START MATERIAL SUPPLIED

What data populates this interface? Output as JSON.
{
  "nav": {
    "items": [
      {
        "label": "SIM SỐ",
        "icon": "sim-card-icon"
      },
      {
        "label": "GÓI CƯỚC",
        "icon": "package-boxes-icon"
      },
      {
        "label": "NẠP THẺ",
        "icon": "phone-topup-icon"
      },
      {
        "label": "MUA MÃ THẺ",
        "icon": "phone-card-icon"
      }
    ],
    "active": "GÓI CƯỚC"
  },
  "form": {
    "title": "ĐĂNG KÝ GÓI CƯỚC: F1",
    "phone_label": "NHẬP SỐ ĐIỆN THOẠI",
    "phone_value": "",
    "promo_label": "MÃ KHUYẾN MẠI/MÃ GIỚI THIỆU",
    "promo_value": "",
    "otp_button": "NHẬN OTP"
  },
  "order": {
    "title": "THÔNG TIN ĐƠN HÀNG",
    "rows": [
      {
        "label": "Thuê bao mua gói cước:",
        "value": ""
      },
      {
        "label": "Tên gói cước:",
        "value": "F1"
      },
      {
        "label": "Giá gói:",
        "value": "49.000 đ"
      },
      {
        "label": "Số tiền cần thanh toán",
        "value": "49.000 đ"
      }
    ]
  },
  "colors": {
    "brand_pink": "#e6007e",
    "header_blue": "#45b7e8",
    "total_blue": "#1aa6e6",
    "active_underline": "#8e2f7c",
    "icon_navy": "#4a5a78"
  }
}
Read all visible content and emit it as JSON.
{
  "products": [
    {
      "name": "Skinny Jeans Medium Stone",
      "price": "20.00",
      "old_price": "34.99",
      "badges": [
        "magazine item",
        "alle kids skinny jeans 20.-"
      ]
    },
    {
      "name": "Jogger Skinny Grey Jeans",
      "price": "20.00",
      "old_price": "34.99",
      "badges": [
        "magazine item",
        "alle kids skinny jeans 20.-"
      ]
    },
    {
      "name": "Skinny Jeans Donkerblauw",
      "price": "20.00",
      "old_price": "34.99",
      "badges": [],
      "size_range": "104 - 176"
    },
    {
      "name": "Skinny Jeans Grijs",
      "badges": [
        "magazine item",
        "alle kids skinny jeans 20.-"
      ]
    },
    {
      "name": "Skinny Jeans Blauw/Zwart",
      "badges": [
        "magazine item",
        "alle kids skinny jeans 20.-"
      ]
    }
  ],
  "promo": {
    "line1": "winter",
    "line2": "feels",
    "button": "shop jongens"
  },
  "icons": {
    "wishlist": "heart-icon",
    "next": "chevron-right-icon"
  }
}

END MATERIAL SUPPLIED

### WHAT THIS TASK INVOLVES
Copy the data above in full, character for character.

### CORRECT RESULT
What data populates this interface? Output as JSON.
{
  "nav": {
    "items": [
      {
        "label": "SIM SỐ",
        "icon": "sim-card-icon"
      },
      {
        "label": "GÓI CƯỚC",
        "icon": "package-boxes-icon"
      },
      {
        "label": "NẠP THẺ",
        "icon": "phone-topup-icon"
      },
      {
        "label": "MUA MÃ THẺ",
        "icon": "phone-card-icon"
      }
    ],
    "active": "GÓI CƯỚC"
  },
  "form": {
    "title": "ĐĂNG KÝ GÓI CƯỚC: F1",
    "phone_label": "NHẬP SỐ ĐIỆN THOẠI",
    "phone_value": "",
    "promo_label": "MÃ KHUYẾN MẠI/MÃ GIỚI THIỆU",
    "promo_value": "",
    "otp_button": "NHẬN OTP"
  },
  "order": {
    "title": "THÔNG TIN ĐƠN HÀNG",
    "rows": [
      {
        "label": "Thuê bao mua gói cước:",
        "value": ""
      },
      {
        "label": "Tên gói cước:",
        "value": "F1"
      },
      {
        "label": "Giá gói:",
        "value": "49.000 đ"
      },
      {
        "label": "Số tiền cần thanh toán",
        "value": "49.000 đ"
      }
    ]
  },
  "colors": {
    "brand_pink": "#e6007e",
    "header_blue": "#45b7e8",
    "total_blue": "#1aa6e6",
    "active_underline": "#8e2f7c",
    "icon_navy": "#4a5a78"
  }
}
Read all visible content and emit it as JSON.
{
  "products": [
    {
      "name": "Skinny Jeans Medium Stone",
      "price": "20.00",
      "old_price": "34.99",
      "badges": [
        "magazine item",
        "alle kids skinny jeans 20.-"
      ]
    },
    {
      "name": "Jogger Skinny Grey Jeans",
      "price": "20.00",
      "old_price": "34.99",
      "badges": [
        "magazine item",
        "alle kids skinny jeans 20.-"
      ]
    },
    {
      "name": "Skinny Jeans Donkerblauw",
      "price": "20.00",
      "old_price": "34.99",
      "badges": [],
      "size_range": "104 - 176"
    },
    {
      "name": "Skinny Jeans Grijs",
      "badges": [
        "magazine item",
        "alle kids skinny jeans 20.-"
      ]
    },
    {
      "name": "Skinny Jeans Blauw/Zwart",
      "badges": [
        "magazine item",
        "alle kids skinny jeans 20.-"
      ]
    }
  ],
  "promo": {
    "line1": "winter",
    "line2": "feels",
    "button": "shop jongens"
  },
  "icons": {
    "wishlist": "heart-icon",
    "next": "chevron-right-icon"
  }
}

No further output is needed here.